• _EXCERPT_
# # #

Beam-induced motion of vitrified specimen on holey carbon film

Abstract

The contrast observed in images of frozen-hydrated biological specimens prepared for electron cryo-microscopy falls significantly short of theoretical predictions. In addition to limits imposed by the current instrumentation, it is widely acknowledged that motion of the specimen during its exposure to the electron beam leads to significant blurring in the recorded images. We have studied the amount and direction of motion of virus particles suspended in thin vitrified ice layers across holes in perforated carbon films using exposure series. Our data show that the particle motion is correlated within patches of 0.3-0.5 μm, indicating that the whole ice layer is moving in a drum-like motion, with accompanying particle rotations of up to a few degrees. Support films with smaller holes, as well as lower electron dose rates tend to reduce beam-induced specimen motion, consistent with a mechanical effect. Finally, analysis of movies showing changes in the specimen during beam exposure show that the specimen moves significantly more at the start of an exposure than towards its end. We show how alignment and averaging of movie frames can be used to restore high-resolution detail in images affected by beam-induced motion.

Figure 1

Exposure series of rotavirus DLPs in ice in a C-flat^™ 1.2/1.3 grid (hole size = 1.2 μm). Four successive exposures are shown in panels A, B, C and D. The total dose applied to the sample is noted above each exposure. Panels E, F and G show vector plots corresponding to the changes in particle orientations between exposures (exposure numbers are indicated in the plots). Panel H plots the summed vectors from panels E, F and G.

Figure 2

Histograms for particle rotations measured between the first and second exposures of rotavirus DLPs in ice on C-flat^™ 1.2/1.3 Cu 400 mesh grids (hole size = 1.2 μm). The dose applied in each exposure was 8 electrons/Ų. The dose rate varied between 2 and 160 electrons/Ų/sec, giving exposure times between 0.05 – 4 sec. The histograms were fitted with a Rayleigh distribution and maximum (λ) is indicated in each plot together with the total number of measurements.

Figure 3

Movie frame averages of rotavirus DLPs in ice on a Quantifoil^® grid (hole size = 1.6 μm). The movie was recorded for 1.5 sec at 40 frames/sec using the DE-12 direct electron detector (Direct Electron). 10-frame averages of the resulting 60 frames were subjected to the same analysis as the exposure series. Vector plots in panels A – E indicate particle rotations measured between frame averages. The total average of the movie is shown in the background in A and the summed rotations from panels A – E are shown in F. Panels G – K show vector plots indicating the particle translations measured between frame averages. Panel L shows the summed translations from panels G – K. The square highlights the area shown as a close-up in Figure 5. The movie is further analyzed in Supplementary material (Movies S1 – S3).

# # #

• _DATASET CONTENT_
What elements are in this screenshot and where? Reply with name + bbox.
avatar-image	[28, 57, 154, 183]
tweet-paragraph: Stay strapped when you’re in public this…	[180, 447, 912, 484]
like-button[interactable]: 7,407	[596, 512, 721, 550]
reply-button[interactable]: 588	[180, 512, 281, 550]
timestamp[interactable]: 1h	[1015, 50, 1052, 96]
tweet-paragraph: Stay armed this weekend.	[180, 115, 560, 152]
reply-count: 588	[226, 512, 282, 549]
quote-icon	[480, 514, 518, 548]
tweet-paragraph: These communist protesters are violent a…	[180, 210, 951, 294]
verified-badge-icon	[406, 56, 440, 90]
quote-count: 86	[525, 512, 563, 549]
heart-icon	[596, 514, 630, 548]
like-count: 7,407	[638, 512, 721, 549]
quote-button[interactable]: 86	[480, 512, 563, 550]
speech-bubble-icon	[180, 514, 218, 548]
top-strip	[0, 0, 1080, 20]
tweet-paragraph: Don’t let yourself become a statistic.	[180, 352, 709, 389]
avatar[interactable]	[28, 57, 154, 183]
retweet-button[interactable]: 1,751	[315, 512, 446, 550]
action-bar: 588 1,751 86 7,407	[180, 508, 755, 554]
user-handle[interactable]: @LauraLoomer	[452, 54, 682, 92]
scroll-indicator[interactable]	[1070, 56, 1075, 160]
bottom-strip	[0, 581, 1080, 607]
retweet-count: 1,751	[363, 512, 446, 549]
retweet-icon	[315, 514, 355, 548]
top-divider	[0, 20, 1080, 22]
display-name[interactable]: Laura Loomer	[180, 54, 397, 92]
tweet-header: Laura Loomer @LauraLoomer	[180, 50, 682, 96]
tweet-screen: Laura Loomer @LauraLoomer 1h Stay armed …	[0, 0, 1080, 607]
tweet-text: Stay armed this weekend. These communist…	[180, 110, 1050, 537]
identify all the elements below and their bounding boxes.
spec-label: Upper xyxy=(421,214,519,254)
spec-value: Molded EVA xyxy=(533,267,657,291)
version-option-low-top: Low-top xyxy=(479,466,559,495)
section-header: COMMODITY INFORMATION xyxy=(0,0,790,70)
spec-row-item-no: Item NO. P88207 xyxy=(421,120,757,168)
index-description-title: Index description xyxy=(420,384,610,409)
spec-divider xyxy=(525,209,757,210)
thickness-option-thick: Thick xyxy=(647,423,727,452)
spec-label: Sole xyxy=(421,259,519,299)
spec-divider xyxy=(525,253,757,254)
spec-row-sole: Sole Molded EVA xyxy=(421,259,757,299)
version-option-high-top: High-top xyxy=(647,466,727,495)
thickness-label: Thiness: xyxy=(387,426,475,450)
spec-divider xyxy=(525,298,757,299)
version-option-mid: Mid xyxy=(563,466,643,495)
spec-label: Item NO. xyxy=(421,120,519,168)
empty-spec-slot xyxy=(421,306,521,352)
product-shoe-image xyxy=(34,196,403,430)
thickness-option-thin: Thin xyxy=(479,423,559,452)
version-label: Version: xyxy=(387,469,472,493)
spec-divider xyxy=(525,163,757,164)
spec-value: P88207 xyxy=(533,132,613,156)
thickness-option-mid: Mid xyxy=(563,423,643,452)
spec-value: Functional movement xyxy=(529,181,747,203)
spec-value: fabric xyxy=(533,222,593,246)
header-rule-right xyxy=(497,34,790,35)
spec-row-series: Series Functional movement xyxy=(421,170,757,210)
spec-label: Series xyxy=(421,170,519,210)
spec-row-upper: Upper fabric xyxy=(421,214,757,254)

# # #

• _TASK INSTRUCTIONS_
**a)** Rewrite the part of the beam-induced motion text that opens with the words containing "Exposure series of" and closes with "E, F and G.", putting "consecutive" in place of "successive".
**b)** For each statement, say whether the beam-induced motion text supports it, answering yes or no and quoting the deciding words: (i) particle motion is correlated within patches of 0.3-0.5 μm; (ii) the specimen moves more toward the end of an exposure than at its start; (iii) the movie analyzed in Figure 3 was recorded at 40 frames per second.
**c)** According to the beam-induced motion text, which detector was used to record the movie of rotavirus DLPs on the Quantifoil grid?

• _SOLUTION LIST_
**a)**
Exposure series of rotavirus DLPs in ice in a C-flat^™ 1.2/1.3 grid (hole size = 1.2 μm). Four consecutive exposures are shown in panels A, B, C and D. The total dose applied to the sample is noted above each exposure. Panels E, F and G show vector plots corresponding to the changes in particle orientations between exposures (exposure numbers are indicated in the plots). Panel H plots the summed vectors from panels E, F and G.

**b)**
(i) Yes: "Our data show that the particle motion is correlated within patches of 0.3-0.5 μm"
(ii) No: "the specimen moves significantly more at the start of an exposure than towards its end"
(iii) Yes: "The movie was recorded for 1.5 sec at 40 frames/sec"

**c)** The DE-12 direct electron detector (Direct Electron).